▶ _SHORT PROBLEM_:
Give every line of the material again, exactly as written.

▶ _SUPPLIED RECORDS_:
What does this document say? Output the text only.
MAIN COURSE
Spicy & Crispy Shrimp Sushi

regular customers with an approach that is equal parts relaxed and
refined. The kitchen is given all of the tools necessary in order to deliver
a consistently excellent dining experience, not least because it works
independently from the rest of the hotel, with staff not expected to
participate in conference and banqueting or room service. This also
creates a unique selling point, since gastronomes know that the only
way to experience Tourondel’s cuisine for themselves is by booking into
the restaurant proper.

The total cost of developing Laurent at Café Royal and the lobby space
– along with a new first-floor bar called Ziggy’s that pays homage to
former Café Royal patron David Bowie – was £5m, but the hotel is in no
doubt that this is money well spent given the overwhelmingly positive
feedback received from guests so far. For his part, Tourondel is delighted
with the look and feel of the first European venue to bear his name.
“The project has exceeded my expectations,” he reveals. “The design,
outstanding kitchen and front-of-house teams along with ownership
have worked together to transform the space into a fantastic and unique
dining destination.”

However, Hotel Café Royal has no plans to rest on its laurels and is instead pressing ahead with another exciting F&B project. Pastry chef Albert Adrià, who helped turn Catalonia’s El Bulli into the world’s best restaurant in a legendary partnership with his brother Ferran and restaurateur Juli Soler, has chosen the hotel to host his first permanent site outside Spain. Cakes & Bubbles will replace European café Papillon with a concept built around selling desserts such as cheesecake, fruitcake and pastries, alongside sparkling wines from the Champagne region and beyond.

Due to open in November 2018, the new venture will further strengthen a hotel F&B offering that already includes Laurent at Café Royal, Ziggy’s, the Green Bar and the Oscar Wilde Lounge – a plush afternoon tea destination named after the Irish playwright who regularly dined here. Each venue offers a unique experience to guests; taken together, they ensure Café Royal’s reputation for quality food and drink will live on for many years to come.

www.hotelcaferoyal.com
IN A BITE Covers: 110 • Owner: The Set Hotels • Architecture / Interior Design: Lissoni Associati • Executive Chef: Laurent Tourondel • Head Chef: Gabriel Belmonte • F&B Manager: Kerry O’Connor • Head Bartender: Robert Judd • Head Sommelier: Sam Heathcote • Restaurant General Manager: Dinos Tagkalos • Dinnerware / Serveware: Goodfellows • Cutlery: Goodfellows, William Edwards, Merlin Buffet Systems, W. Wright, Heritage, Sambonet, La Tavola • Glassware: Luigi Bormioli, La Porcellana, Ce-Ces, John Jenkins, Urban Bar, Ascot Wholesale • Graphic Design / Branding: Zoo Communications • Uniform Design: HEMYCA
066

▶ _SOLUTION TO THIS TASK_:
What does this document say? Output the text only.
MAIN COURSE
Spicy & Crispy Shrimp Sushi

regular customers with an approach that is equal parts relaxed and
refined. The kitchen is given all of the tools necessary in order to deliver
a consistently excellent dining experience, not least because it works
independently from the rest of the hotel, with staff not expected to
participate in conference and banqueting or room service. This also
creates a unique selling point, since gastronomes know that the only
way to experience Tourondel’s cuisine for themselves is by booking into
the restaurant proper.

The total cost of developing Laurent at Café Royal and the lobby space
– along with a new first-floor bar called Ziggy’s that pays homage to
former Café Royal patron David Bowie – was £5m, but the hotel is in no
doubt that this is money well spent given the overwhelmingly positive
feedback received from guests so far. For his part, Tourondel is delighted
with the look and feel of the first European venue to bear his name.
“The project has exceeded my expectations,” he reveals. “The design,
outstanding kitchen and front-of-house teams along with ownership
have worked together to transform the space into a fantastic and unique
dining destination.”

However, Hotel Café Royal has no plans to rest on its laurels and is instead pressing ahead with another exciting F&B project. Pastry chef Albert Adrià, who helped turn Catalonia’s El Bulli into the world’s best restaurant in a legendary partnership with his brother Ferran and restaurateur Juli Soler, has chosen the hotel to host his first permanent site outside Spain. Cakes & Bubbles will replace European café Papillon with a concept built around selling desserts such as cheesecake, fruitcake and pastries, alongside sparkling wines from the Champagne region and beyond.

Due to open in November 2018, the new venture will further strengthen a hotel F&B offering that already includes Laurent at Café Royal, Ziggy’s, the Green Bar and the Oscar Wilde Lounge – a plush afternoon tea destination named after the Irish playwright who regularly dined here. Each venue offers a unique experience to guests; taken together, they ensure Café Royal’s reputation for quality food and drink will live on for many years to come.

www.hotelcaferoyal.com
IN A BITE Covers: 110 • Owner: The Set Hotels • Architecture / Interior Design: Lissoni Associati • Executive Chef: Laurent Tourondel • Head Chef: Gabriel Belmonte • F&B Manager: Kerry O’Connor • Head Bartender: Robert Judd • Head Sommelier: Sam Heathcote • Restaurant General Manager: Dinos Tagkalos • Dinnerware / Serveware: Goodfellows • Cutlery: Goodfellows, William Edwards, Merlin Buffet Systems, W. Wright, Heritage, Sambonet, La Tavola • Glassware: Luigi Bormioli, La Porcellana, Ce-Ces, John Jenkins, Urban Bar, Ascot Wholesale • Graphic Design / Branding: Zoo Communications • Uniform Design: HEMYCA
066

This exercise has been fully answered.